◆ **What the task requires**
Write out all of the data exactly as it appears.

(Stored entries)
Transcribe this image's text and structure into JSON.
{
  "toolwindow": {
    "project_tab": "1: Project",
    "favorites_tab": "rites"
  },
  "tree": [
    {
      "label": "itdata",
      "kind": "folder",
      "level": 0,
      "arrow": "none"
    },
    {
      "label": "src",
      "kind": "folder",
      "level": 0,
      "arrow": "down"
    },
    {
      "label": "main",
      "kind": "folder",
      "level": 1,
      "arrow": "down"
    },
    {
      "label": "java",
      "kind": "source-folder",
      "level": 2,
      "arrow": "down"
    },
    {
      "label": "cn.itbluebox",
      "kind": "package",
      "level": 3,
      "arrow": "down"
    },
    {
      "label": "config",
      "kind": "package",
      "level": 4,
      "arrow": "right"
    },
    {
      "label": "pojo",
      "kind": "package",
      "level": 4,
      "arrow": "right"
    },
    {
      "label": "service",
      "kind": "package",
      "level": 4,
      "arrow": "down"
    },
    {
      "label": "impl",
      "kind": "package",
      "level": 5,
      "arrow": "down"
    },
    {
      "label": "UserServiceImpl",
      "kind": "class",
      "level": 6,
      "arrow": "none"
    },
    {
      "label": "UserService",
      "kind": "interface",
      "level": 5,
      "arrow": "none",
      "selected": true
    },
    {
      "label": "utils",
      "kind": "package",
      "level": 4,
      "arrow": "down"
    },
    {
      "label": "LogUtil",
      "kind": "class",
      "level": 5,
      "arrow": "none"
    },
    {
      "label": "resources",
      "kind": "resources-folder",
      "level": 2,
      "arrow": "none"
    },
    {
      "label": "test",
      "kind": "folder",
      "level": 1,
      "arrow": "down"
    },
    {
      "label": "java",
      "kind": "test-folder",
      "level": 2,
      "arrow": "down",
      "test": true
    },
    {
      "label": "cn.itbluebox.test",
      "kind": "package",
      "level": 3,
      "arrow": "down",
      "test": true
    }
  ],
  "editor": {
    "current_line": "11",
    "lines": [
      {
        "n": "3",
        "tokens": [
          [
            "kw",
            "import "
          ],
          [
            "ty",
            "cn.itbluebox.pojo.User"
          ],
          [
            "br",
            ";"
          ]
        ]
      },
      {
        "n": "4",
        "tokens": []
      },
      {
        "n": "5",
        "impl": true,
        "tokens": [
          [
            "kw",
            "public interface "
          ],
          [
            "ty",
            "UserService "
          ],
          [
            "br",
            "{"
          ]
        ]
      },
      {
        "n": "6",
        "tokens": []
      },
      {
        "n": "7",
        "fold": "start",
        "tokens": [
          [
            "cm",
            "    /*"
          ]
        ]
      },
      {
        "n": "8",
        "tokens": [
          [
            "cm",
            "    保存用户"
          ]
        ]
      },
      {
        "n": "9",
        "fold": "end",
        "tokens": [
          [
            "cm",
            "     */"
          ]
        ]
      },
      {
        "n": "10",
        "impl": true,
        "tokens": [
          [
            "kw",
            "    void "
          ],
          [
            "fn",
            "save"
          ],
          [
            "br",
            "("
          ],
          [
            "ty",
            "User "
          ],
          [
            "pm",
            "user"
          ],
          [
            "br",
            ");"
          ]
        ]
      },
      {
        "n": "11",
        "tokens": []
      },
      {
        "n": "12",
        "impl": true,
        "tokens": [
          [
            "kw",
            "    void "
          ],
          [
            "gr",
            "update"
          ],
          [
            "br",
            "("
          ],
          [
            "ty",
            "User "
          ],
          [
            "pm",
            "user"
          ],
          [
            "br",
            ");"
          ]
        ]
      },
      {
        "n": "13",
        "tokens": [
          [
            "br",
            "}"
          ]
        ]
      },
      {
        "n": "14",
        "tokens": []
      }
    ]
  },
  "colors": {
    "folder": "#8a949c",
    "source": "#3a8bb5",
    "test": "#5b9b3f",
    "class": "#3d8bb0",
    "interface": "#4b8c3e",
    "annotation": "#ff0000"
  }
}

◆ **Solved problem**
Transcribe this image's text and structure into JSON.
{
  "toolwindow": {
    "project_tab": "1: Project",
    "favorites_tab": "rites"
  },
  "tree": [
    {
      "label": "itdata",
      "kind": "folder",
      "level": 0,
      "arrow": "none"
    },
    {
      "label": "src",
      "kind": "folder",
      "level": 0,
      "arrow": "down"
    },
    {
      "label": "main",
      "kind": "folder",
      "level": 1,
      "arrow": "down"
    },
    {
      "label": "java",
      "kind": "source-folder",
      "level": 2,
      "arrow": "down"
    },
    {
      "label": "cn.itbluebox",
      "kind": "package",
      "level": 3,
      "arrow": "down"
    },
    {
      "label": "config",
      "kind": "package",
      "level": 4,
      "arrow": "right"
    },
    {
      "label": "pojo",
      "kind": "package",
      "level": 4,
      "arrow": "right"
    },
    {
      "label": "service",
      "kind": "package",
      "level": 4,
      "arrow": "down"
    },
    {
      "label": "impl",
      "kind": "package",
      "level": 5,
      "arrow": "down"
    },
    {
      "label": "UserServiceImpl",
      "kind": "class",
      "level": 6,
      "arrow": "none"
    },
    {
      "label": "UserService",
      "kind": "interface",
      "level": 5,
      "arrow": "none",
      "selected": true
    },
    {
      "label": "utils",
      "kind": "package",
      "level": 4,
      "arrow": "down"
    },
    {
      "label": "LogUtil",
      "kind": "class",
      "level": 5,
      "arrow": "none"
    },
    {
      "label": "resources",
      "kind": "resources-folder",
      "level": 2,
      "arrow": "none"
    },
    {
      "label": "test",
      "kind": "folder",
      "level": 1,
      "arrow": "down"
    },
    {
      "label": "java",
      "kind": "test-folder",
      "level": 2,
      "arrow": "down",
      "test": true
    },
    {
      "label": "cn.itbluebox.test",
      "kind": "package",
      "level": 3,
      "arrow": "down",
      "test": true
    }
  ],
  "editor": {
    "current_line": "11",
    "lines": [
      {
        "n": "3",
        "tokens": [
          [
            "kw",
            "import "
          ],
          [
            "ty",
            "cn.itbluebox.pojo.User"
          ],
          [
            "br",
            ";"
          ]
        ]
      },
      {
        "n": "4",
        "tokens": []
      },
      {
        "n": "5",
        "impl": true,
        "tokens": [
          [
            "kw",
            "public interface "
          ],
          [
            "ty",
            "UserService "
          ],
          [
            "br",
            "{"
          ]
        ]
      },
      {
        "n": "6",
        "tokens": []
      },
      {
        "n": "7",
        "fold": "start",
        "tokens": [
          [
            "cm",
            "    /*"
          ]
        ]
      },
      {
        "n": "8",
        "tokens": [
          [
            "cm",
            "    保存用户"
          ]
        ]
      },
      {
        "n": "9",
        "fold": "end",
        "tokens": [
          [
            "cm",
            "     */"
          ]
        ]
      },
      {
        "n": "10",
        "impl": true,
        "tokens": [
          [
            "kw",
            "    void "
          ],
          [
            "fn",
            "save"
          ],
          [
            "br",
            "("
          ],
          [
            "ty",
            "User "
          ],
          [
            "pm",
            "user"
          ],
          [
            "br",
            ");"
          ]
        ]
      },
      {
        "n": "11",
        "tokens": []
      },
      {
        "n": "12",
        "impl": true,
        "tokens": [
          [
            "kw",
            "    void "
          ],
          [
            "gr",
            "update"
          ],
          [
            "br",
            "("
          ],
          [
            "ty",
            "User "
          ],
          [
            "pm",
            "user"
          ],
          [
            "br",
            ");"
          ]
        ]
      },
      {
        "n": "13",
        "tokens": [
          [
            "br",
            "}"
          ]
        ]
      },
      {
        "n": "14",
        "tokens": []
      }
    ]
  },
  "colors": {
    "folder": "#8a949c",
    "source": "#3a8bb5",
    "test": "#5b9b3f",
    "class": "#3d8bb0",
    "interface": "#4b8c3e",
    "annotation": "#ff0000"
  }
}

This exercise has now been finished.